### AUSZUG AUS DER QUELLE
════════
# Grafikkarte beim Laptop



## yves1993 (14. Dezember 2011)

Hallo

Also ein Kumpel von mir hat einen Asus X52J Laptop, der ist bereits ca 1 Jahr alt und heute hat er mir gezeigt dass er seine Grafikkarte überhaupt nichtmehr erkennt. Normalerweise hat er eine Nvidia GeForce 310M Grafikkarte drin, jedoch erkennt der Laptopt diese nicht mehr. (Er hat überhaupt nichts gemacht, das kam von einem Tag auf den andern einfach so, eine Meldung "Die Nvidia Grafikeinstellungen stehen nicht zur Verfügung. In Ihrem System wurde keine Nvidia Grafikkarte festgestellt."

Er kommt weder über die Nvidia Systemsteuerung rein, noch kann er einen anderen Treiber installieren, wie es scheint ist die Grafikkarte irgendwie "lose", oder einfach total hinüber. Auch in den Systeminformationen findet sich nix, meine Vermutung wurde bestätigt darüber dass seine Grafik nun über den Prozessor läuft. (Er beklagte sich nämlich darüber dass er WoW auf Niedrig nur noch mit 30 FPS und vorher mit 90 zocken kann)





			Dieser Inhalt steht nur eingeloggten Mitgliedern zur Verfügung.
        



Ich hab ihm schon geraten den Laptop zum Werk zurückzuschicken, bzw über die Garantie im Laden nachzufragen ob da noch was machbar ist, aber ich weiss nicht ob er noch Garantie hat.

Ich frage einfach mal hier nach ob einer weiss woran das liegen könnte, ich glaube nicht dass die Grafikkarte einfach innen irgendwie lose ist, blöd bei einem Laptop ist dass man sowas nicht einfach mal aufschrauben kann um nachzusehen.
Dass die Grafikkarte irgendwie geschmort sein könnte, oder anderweitig wirklich TOTAL kaputt ist kann ich auch nicht glauben, er spielt nichts anderes als WoW, und ihm ist der Laptop zB auch noch nie irgendwie runtergefallen.


----------



## Varitu (14. Dezember 2011)

Hi,

ohne jetzt nach dem Modell gegooegelt zu haben, momentan scheint ja die INtelgraphic des i5 aktiv zu sein. Kann es sein daß er etwas im Bios verstellt hat daß der Laptop jetzt nur noch in der Stromsparvariante mit der integrierten GPU läuft und die NVidia abgeschaltet hat?!

Gruß Varitu


----------



## yves1993 (14. Dezember 2011)

Ich weiss nicht was er getan hat, aber im BIOS war er sicher net.

Dass er über die i5 Grafik fährt hab ich ja bereits gesagt. Ich würde nur gerne wissen wieso... aber das mit dem BIOS wär ne Idee. Ich schau mal danach. 

Ok, hat funktioniert, da war tatsächlich eine Einstellung nicht korrekt. Load optimized defaults, zack Graka wieder erkannt. Danke. Oh man ans BIOS hätt ich aber auch früher denken können


----------



## Varitu (14. Dezember 2011)

Böses Bios.


----------
════════
### GESAMMELTES MATERIAL
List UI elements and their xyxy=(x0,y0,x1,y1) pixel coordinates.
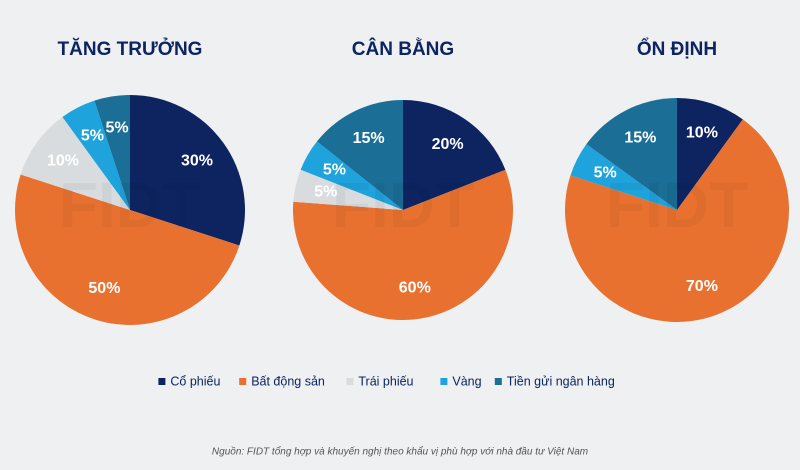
════════
### SCHRIFTLICHE AUFGABE
Erkläre in ein bis drei Sätzen, warum yves1993 im Thread zur Laptop-Grafikkarte nicht glaubt, dass die Grafikkarte geschmort oder völlig kaputt ist. Die Zeilen sind eigenständiges Material und gehören nicht zum Thread zur Laptop-Grafikkarte.

### ERGEBNIS DER ÜBUNG
Der Kumpel spielt auf dem Laptop nichts anderes als WoW. Außerdem ist ihm der Laptop noch nie heruntergefallen.